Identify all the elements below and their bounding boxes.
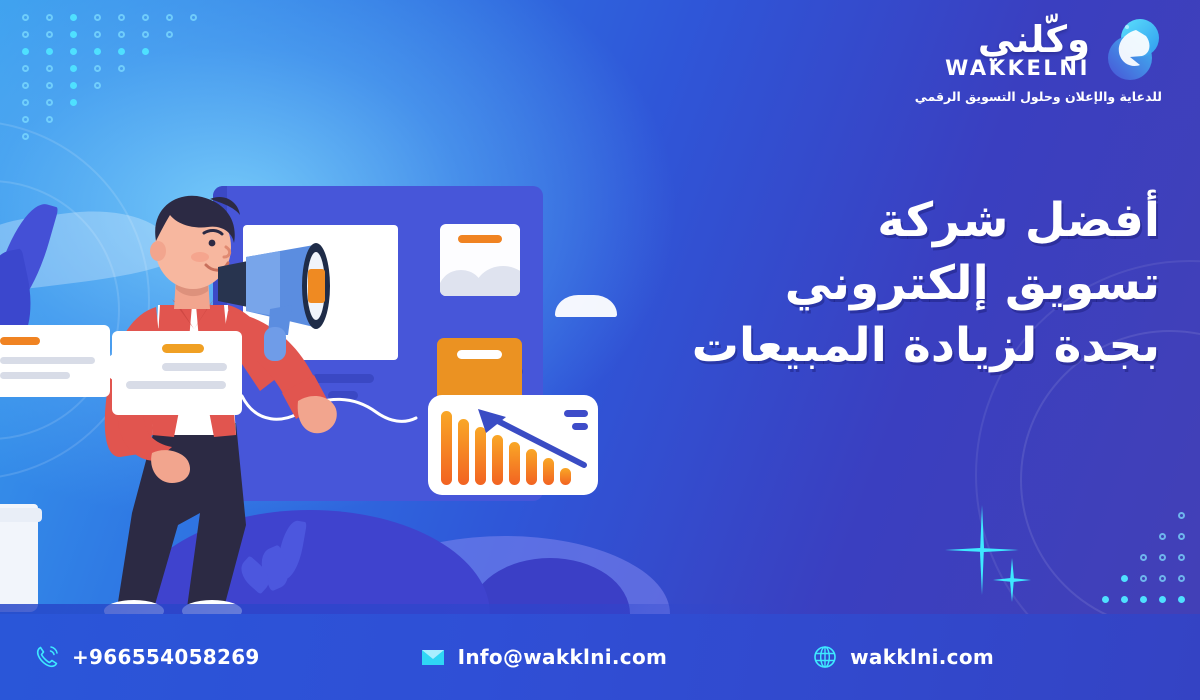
phone-icon [34,644,60,670]
bar-chart-card [428,395,598,495]
dot [1159,554,1166,561]
dot [1178,575,1185,582]
headline-line-2: تسويق إلكتروني [600,253,1160,316]
dot [1102,596,1109,603]
logo-arabic-name: وكّلني [978,21,1090,60]
dot [1178,512,1185,519]
dot [1159,533,1166,540]
hero-illustration [0,0,640,620]
dot [1159,596,1166,603]
contact-bar: +966554058269 Info@wakklni.com wakklni.c… [0,614,1200,700]
logo-wordmark: وكّلني WAKKELNI [945,21,1090,79]
logo-latin-name: WAKKELNI [945,58,1090,79]
speech-card-back [0,325,110,397]
dot [1178,533,1185,540]
email-address: Info@wakklni.com [458,645,667,669]
dot [1140,554,1147,561]
chart-label-pill [564,410,588,417]
chart-bar [458,419,469,485]
dot [1121,575,1128,582]
phone-number: +966554058269 [72,645,260,669]
dot [1159,575,1166,582]
contact-phone[interactable]: +966554058269 [34,644,260,670]
headline-line-1: أفضل شركة [600,190,1160,253]
chart-bar [441,411,452,485]
contact-email[interactable]: Info@wakklni.com [420,644,667,670]
white-image-card [440,224,520,296]
page-title: أفضل شركة تسويق إلكتروني بجدة لزيادة الم… [600,190,1160,378]
brand-logo[interactable]: وكّلني WAKKELNI [915,18,1164,104]
dot [1178,596,1185,603]
footer-edge-accent [0,604,793,614]
dot [1121,596,1128,603]
sparkle-icon [993,558,1031,602]
dot [1140,596,1147,603]
envelope-icon [420,644,446,670]
dot [1140,575,1147,582]
website-url: wakklni.com [850,645,994,669]
contact-website[interactable]: wakklni.com [812,644,994,670]
dot [1178,554,1185,561]
logo-tagline: للدعاية والإعلان وحلول التسويق الرقمي [915,89,1162,104]
chart-label-pill [572,423,588,430]
wakkelni-logo-mark-icon [1100,18,1164,82]
globe-icon [812,644,838,670]
headline-line-3: بجدة لزيادة المبيعات [600,315,1160,378]
marketing-banner: وكّلني WAKKELNI [0,0,1200,700]
speech-card-front [112,331,242,415]
chart-bar [560,468,571,485]
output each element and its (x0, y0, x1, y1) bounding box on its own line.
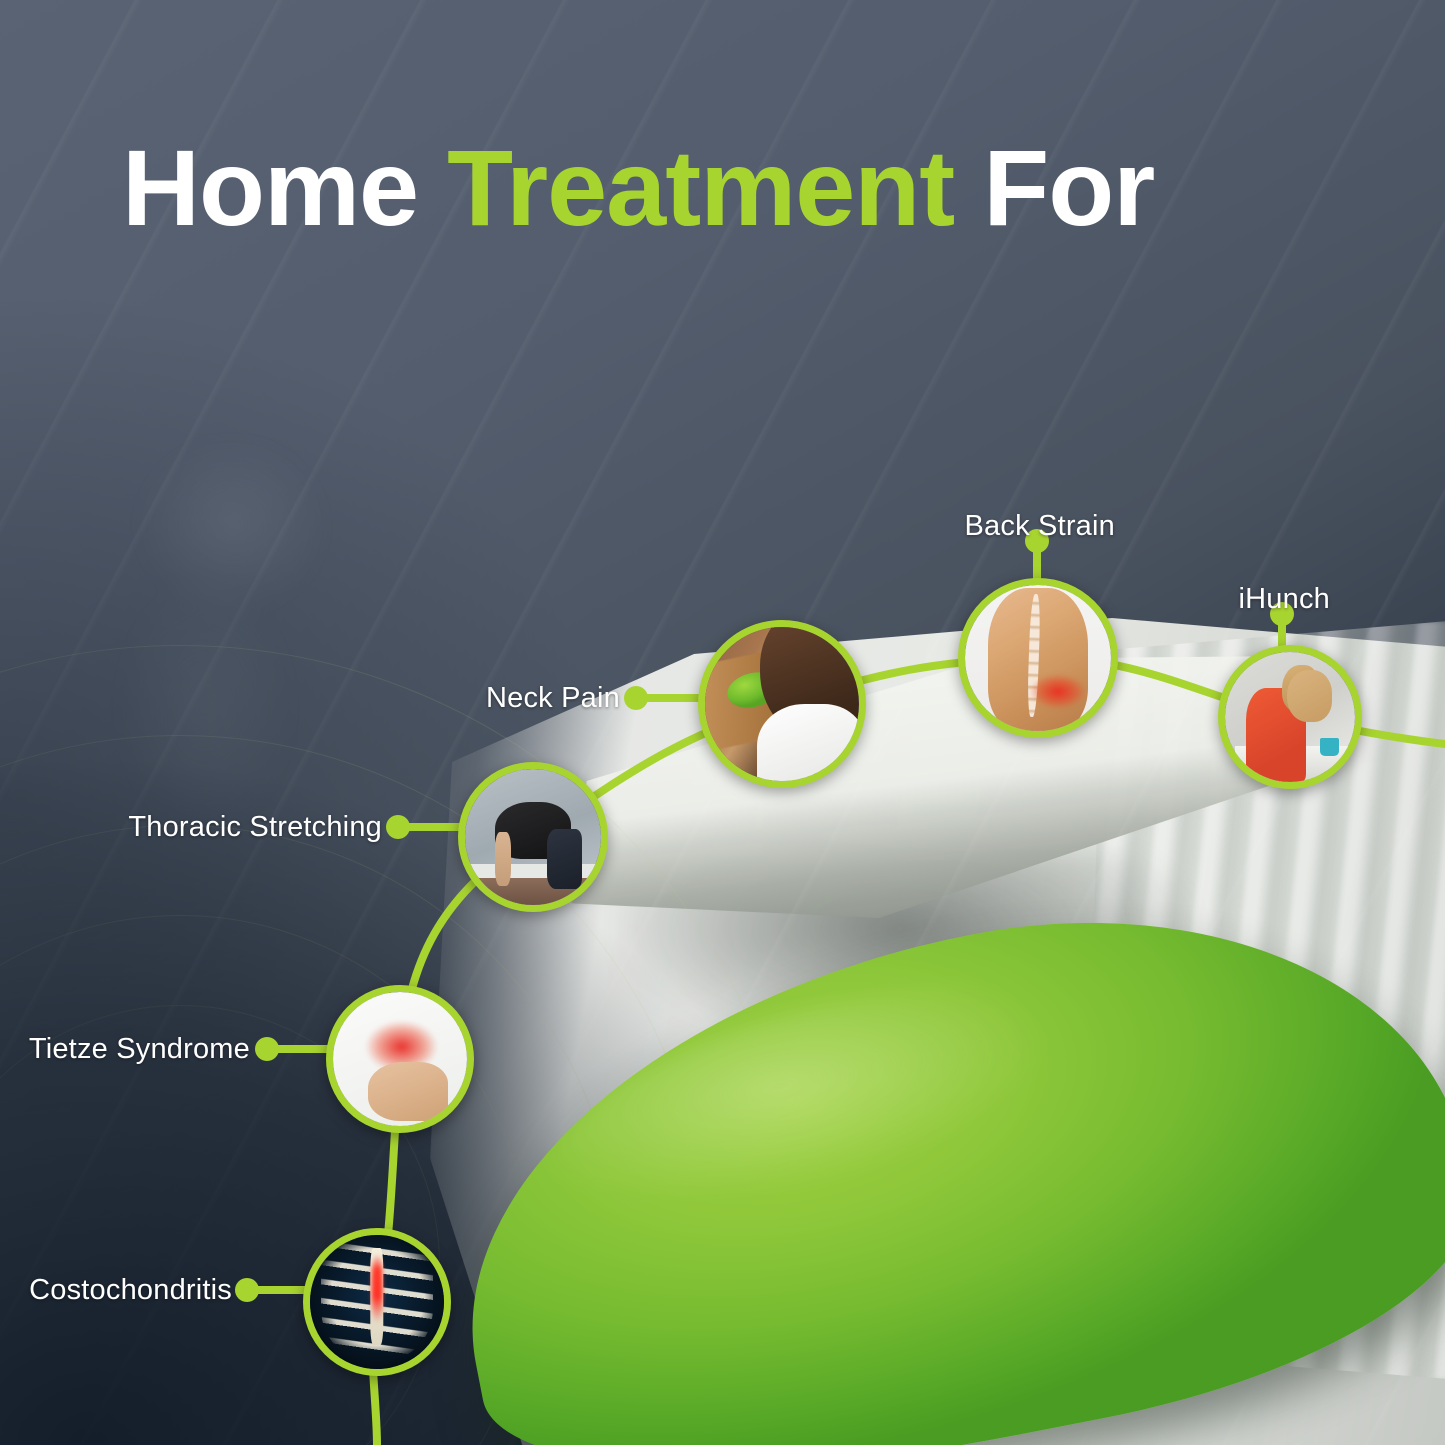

-- -- --

▶ [Your task] Reproduce the lines word for word, starting with the line that contains "phone-icon [34,644,60,670]" and running through the line that contains "logo-wordmark: وكّلني WAKKELNI", both included.

▶ [Output for this exercise]
phone-icon [34,644,60,670]
bar-chart-card [428,395,598,495]
dot [1159,554,1166,561]
dot [1178,575,1185,582]
headline-line-2: تسويق إلكتروني [600,253,1160,316]
dot [1102,596,1109,603]
logo-arabic-name: وكّلني [978,21,1090,60]
dot [1178,512,1185,519]
dot [1159,533,1166,540]
hero-illustration [0,0,640,620]
dot [1159,596,1166,603]
contact-bar: +966554058269 Info@wakklni.com wakklni.c… [0,614,1200,700]
logo-wordmark: وكّلني WAKKELNI [945,21,1090,79]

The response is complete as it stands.